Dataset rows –
☆ ☆ ☆ ☆
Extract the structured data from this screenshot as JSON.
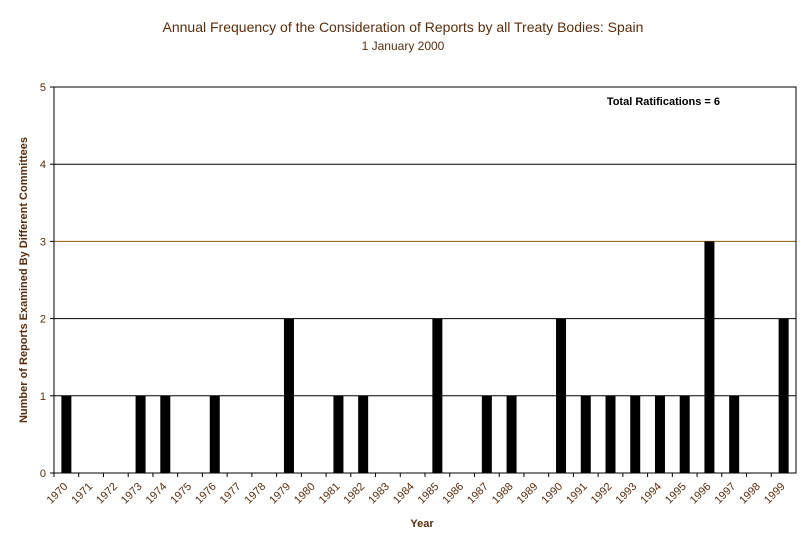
{
  "chart_data": {
    "type": "bar",
    "title": "Annual Frequency of the Consideration of Reports by all Treaty Bodies: Spain",
    "subtitle": "1 January 2000",
    "xlabel": "Year",
    "ylabel": "Number of Reports Examined By Different Committees",
    "annotation": "Total Ratifications = 6",
    "categories": [
      "1970",
      "1971",
      "1972",
      "1973",
      "1974",
      "1975",
      "1976",
      "1977",
      "1978",
      "1979",
      "1980",
      "1981",
      "1982",
      "1983",
      "1984",
      "1985",
      "1986",
      "1987",
      "1988",
      "1989",
      "1990",
      "1991",
      "1992",
      "1993",
      "1994",
      "1995",
      "1996",
      "1997",
      "1998",
      "1999"
    ],
    "values": [
      1,
      0,
      0,
      1,
      1,
      0,
      1,
      0,
      0,
      2,
      0,
      1,
      1,
      0,
      0,
      2,
      0,
      1,
      1,
      0,
      2,
      1,
      1,
      1,
      1,
      1,
      3,
      1,
      0,
      2
    ],
    "ylim": [
      0,
      5
    ],
    "yticks": [
      "0",
      "1",
      "2",
      "3",
      "4",
      "5"
    ],
    "grid": true,
    "legend": "none",
    "colors": {
      "bar": "#000000",
      "grid": "#000000",
      "gridline_accent": "#8b5a00",
      "text": "#5a2d0c"
    }
  }
}
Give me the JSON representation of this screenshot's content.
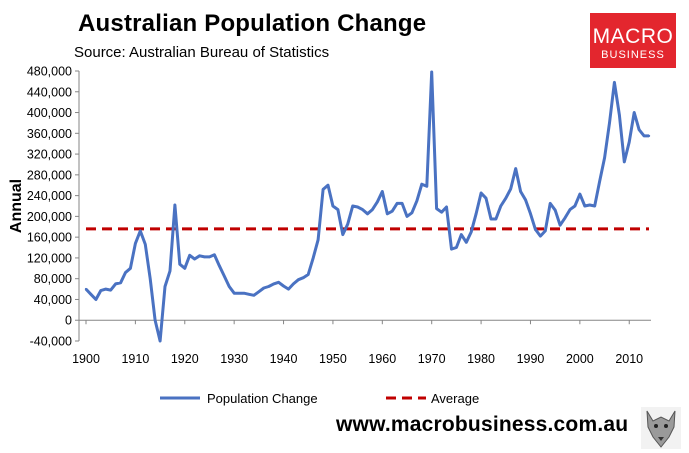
{
  "header": {
    "title": "Australian Population Change",
    "subtitle": "Source: Australian Bureau of Statistics"
  },
  "logo": {
    "line1": "MACRO",
    "line2": "BUSINESS"
  },
  "footer": {
    "url": "www.macrobusiness.com.au"
  },
  "colors": {
    "series": "#4a72c2",
    "average": "#c00000",
    "logo_bg": "#e3262e"
  },
  "chart_data": {
    "type": "line",
    "title": "Australian Population Change",
    "xlabel": "",
    "ylabel": "Annual",
    "xlim": [
      1900,
      2014
    ],
    "ylim": [
      -40000,
      480000
    ],
    "x_ticks": [
      1900,
      1910,
      1920,
      1930,
      1940,
      1950,
      1960,
      1970,
      1980,
      1990,
      2000,
      2010
    ],
    "y_ticks": [
      -40000,
      0,
      40000,
      80000,
      120000,
      160000,
      200000,
      240000,
      280000,
      320000,
      360000,
      400000,
      440000,
      480000
    ],
    "y_tick_labels": [
      "-40,000",
      "0",
      "40,000",
      "80,000",
      "120,000",
      "160,000",
      "200,000",
      "240,000",
      "280,000",
      "320,000",
      "360,000",
      "400,000",
      "440,000",
      "480,000"
    ],
    "x_tick_labels": [
      "1900",
      "1910",
      "1920",
      "1930",
      "1940",
      "1950",
      "1960",
      "1970",
      "1980",
      "1990",
      "2000",
      "2010"
    ],
    "legend_position": "bottom",
    "grid": false,
    "series": [
      {
        "name": "Population Change",
        "style": "solid",
        "x": [
          1900,
          1901,
          1902,
          1903,
          1904,
          1905,
          1906,
          1907,
          1908,
          1909,
          1910,
          1911,
          1912,
          1913,
          1914,
          1915,
          1916,
          1917,
          1918,
          1919,
          1920,
          1921,
          1922,
          1923,
          1924,
          1925,
          1926,
          1927,
          1928,
          1929,
          1930,
          1931,
          1932,
          1933,
          1934,
          1935,
          1936,
          1937,
          1938,
          1939,
          1940,
          1941,
          1942,
          1943,
          1944,
          1945,
          1946,
          1947,
          1948,
          1949,
          1950,
          1951,
          1952,
          1953,
          1954,
          1955,
          1956,
          1957,
          1958,
          1959,
          1960,
          1961,
          1962,
          1963,
          1964,
          1965,
          1966,
          1967,
          1968,
          1969,
          1970,
          1971,
          1972,
          1973,
          1974,
          1975,
          1976,
          1977,
          1978,
          1979,
          1980,
          1981,
          1982,
          1983,
          1984,
          1985,
          1986,
          1987,
          1988,
          1989,
          1990,
          1991,
          1992,
          1993,
          1994,
          1995,
          1996,
          1997,
          1998,
          1999,
          2000,
          2001,
          2002,
          2003,
          2004,
          2005,
          2006,
          2007,
          2008,
          2009,
          2010,
          2011,
          2012,
          2013,
          2014
        ],
        "values": [
          60000,
          50000,
          40000,
          57000,
          60000,
          58000,
          70000,
          72000,
          92000,
          100000,
          148000,
          172000,
          146000,
          80000,
          0,
          -40000,
          65000,
          95000,
          222000,
          108000,
          100000,
          125000,
          118000,
          124000,
          122000,
          122000,
          126000,
          105000,
          85000,
          65000,
          52000,
          52000,
          52000,
          50000,
          48000,
          55000,
          62000,
          65000,
          70000,
          73000,
          66000,
          60000,
          70000,
          78000,
          82000,
          88000,
          120000,
          155000,
          252000,
          260000,
          220000,
          213000,
          165000,
          185000,
          220000,
          218000,
          213000,
          205000,
          213000,
          228000,
          248000,
          205000,
          210000,
          225000,
          225000,
          200000,
          207000,
          230000,
          262000,
          258000,
          478000,
          215000,
          208000,
          218000,
          137000,
          140000,
          165000,
          150000,
          170000,
          205000,
          245000,
          235000,
          195000,
          195000,
          220000,
          235000,
          253000,
          292000,
          248000,
          232000,
          205000,
          175000,
          162000,
          172000,
          225000,
          212000,
          183000,
          197000,
          213000,
          220000,
          243000,
          220000,
          222000,
          220000,
          267000,
          313000,
          380000,
          458000,
          395000,
          305000,
          343000,
          400000,
          367000,
          355000,
          355000
        ]
      },
      {
        "name": "Average",
        "style": "dashed",
        "x": [
          1900,
          2014
        ],
        "values": [
          176000,
          176000
        ]
      }
    ]
  }
}
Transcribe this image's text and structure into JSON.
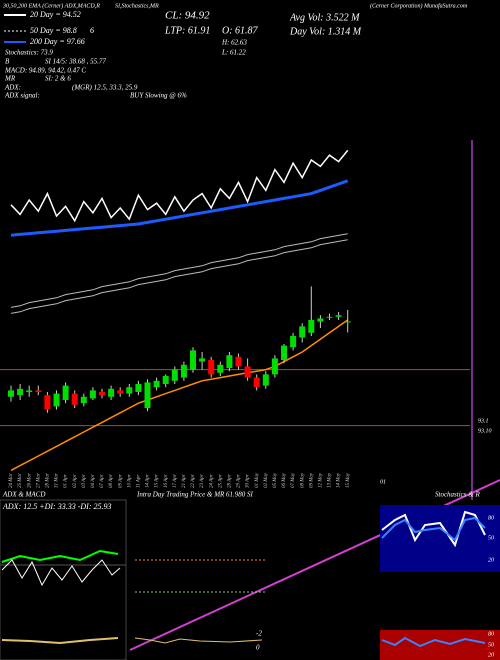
☆ ☆ ☆ ☆
Task to complete – Show each line holding the word "Annual".

Solved exercise –
    "title": "Annual Frequency of the Consideration of Reports by all Treaty Bodies: Spain",
    "ylabel": "Annual",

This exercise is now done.